## TASK DESCRIPTION:
Pick every line from the data that holds the word "color".

*** DATA EXTRACT

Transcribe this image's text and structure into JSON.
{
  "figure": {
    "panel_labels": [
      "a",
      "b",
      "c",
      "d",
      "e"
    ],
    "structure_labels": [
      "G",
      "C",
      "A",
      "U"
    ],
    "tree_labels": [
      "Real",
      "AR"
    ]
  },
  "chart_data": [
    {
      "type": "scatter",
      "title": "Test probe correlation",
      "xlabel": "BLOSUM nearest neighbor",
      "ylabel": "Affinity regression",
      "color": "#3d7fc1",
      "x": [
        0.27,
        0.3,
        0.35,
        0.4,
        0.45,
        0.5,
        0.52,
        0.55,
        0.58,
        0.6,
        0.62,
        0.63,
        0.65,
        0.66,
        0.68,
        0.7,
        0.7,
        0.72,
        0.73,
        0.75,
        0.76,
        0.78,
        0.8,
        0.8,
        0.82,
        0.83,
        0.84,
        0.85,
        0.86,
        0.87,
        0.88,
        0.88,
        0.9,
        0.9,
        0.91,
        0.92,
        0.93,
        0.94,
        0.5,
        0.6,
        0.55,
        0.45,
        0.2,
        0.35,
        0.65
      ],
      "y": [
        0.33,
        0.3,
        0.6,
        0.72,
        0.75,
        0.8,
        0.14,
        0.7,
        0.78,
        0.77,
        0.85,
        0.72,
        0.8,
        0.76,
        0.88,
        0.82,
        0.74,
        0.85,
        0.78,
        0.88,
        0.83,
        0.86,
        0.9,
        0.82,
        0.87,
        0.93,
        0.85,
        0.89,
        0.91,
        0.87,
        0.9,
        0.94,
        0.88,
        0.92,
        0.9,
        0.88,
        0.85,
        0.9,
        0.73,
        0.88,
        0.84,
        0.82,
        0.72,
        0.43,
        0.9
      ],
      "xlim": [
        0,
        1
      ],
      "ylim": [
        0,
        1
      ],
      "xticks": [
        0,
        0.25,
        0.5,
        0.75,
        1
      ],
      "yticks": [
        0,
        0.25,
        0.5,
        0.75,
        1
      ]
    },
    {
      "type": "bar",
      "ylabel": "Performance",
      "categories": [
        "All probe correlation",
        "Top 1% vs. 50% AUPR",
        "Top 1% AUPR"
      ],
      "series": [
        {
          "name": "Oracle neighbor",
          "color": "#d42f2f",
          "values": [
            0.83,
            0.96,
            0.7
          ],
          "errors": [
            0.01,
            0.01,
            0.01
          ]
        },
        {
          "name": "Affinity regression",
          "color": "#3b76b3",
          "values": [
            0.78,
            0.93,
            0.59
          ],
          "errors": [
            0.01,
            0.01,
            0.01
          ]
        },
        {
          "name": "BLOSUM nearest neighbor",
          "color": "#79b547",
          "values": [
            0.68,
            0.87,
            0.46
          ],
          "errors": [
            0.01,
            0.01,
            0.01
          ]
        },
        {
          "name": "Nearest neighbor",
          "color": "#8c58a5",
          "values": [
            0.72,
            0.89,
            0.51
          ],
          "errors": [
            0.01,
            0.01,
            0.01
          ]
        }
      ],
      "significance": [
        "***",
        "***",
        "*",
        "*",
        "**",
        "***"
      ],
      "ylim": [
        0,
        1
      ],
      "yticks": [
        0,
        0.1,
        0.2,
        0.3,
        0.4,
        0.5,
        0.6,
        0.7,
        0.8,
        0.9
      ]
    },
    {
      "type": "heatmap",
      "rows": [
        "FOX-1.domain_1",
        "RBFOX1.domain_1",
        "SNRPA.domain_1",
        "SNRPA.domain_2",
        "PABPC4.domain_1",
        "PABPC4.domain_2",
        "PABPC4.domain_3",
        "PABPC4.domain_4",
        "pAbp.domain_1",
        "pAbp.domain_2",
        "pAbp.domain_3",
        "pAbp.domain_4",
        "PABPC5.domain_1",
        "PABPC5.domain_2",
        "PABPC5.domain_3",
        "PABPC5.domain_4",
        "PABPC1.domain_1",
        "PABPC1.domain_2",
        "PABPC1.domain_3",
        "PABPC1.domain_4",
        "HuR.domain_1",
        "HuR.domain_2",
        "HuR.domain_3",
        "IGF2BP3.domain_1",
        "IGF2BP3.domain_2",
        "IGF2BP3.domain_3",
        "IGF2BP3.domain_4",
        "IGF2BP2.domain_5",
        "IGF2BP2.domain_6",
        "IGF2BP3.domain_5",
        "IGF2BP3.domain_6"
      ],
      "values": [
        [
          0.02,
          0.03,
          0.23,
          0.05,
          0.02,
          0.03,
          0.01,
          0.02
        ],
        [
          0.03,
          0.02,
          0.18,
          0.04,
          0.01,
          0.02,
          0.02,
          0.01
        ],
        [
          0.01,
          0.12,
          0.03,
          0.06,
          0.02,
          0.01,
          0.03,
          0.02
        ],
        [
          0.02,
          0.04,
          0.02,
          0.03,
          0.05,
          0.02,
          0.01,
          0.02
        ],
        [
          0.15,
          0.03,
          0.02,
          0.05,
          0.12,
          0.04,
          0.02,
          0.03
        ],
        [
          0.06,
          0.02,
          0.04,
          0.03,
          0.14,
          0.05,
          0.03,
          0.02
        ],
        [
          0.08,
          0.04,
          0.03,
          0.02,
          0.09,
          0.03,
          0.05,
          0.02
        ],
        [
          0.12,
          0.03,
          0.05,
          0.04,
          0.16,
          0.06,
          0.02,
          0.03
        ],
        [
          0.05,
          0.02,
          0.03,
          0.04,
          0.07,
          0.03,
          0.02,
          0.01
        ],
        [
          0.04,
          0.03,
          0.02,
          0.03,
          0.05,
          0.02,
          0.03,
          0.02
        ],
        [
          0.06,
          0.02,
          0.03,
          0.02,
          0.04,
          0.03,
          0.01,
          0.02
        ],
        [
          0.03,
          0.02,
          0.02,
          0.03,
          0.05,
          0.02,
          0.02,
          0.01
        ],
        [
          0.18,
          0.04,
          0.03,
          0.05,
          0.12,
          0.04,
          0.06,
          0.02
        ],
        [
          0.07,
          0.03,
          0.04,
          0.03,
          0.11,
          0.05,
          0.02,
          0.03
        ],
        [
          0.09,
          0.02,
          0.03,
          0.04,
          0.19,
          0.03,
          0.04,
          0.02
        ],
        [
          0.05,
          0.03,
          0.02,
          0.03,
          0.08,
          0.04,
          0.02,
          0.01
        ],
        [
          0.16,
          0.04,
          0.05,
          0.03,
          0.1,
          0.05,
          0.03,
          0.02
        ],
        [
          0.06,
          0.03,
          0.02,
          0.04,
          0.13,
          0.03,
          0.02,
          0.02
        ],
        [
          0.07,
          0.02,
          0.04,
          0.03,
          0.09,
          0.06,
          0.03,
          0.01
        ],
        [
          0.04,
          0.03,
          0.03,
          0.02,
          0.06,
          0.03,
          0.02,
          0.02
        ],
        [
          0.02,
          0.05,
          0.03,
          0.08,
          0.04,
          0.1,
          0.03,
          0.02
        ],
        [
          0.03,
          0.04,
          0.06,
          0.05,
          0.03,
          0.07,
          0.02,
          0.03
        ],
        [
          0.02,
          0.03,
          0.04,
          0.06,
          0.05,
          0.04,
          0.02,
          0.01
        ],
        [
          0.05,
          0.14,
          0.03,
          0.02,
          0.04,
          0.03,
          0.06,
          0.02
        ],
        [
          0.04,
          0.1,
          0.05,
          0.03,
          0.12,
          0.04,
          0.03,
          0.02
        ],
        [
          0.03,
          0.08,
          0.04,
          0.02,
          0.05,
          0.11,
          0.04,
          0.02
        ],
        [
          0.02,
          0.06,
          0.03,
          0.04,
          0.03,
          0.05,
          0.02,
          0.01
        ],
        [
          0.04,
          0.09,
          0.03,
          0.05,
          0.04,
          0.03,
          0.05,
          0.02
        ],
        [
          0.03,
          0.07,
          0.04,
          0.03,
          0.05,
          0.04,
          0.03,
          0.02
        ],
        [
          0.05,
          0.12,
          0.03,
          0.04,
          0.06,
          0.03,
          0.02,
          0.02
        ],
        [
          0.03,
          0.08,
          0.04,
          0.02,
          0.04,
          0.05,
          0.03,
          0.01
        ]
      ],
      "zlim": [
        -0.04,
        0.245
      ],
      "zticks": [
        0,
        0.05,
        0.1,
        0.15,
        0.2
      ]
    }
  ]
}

******

## RESULT OF THE EXERCISE:
      "color": "#3d7fc1",
          "color": "#d42f2f",
          "color": "#3b76b3",
          "color": "#79b547",
          "color": "#8c58a5",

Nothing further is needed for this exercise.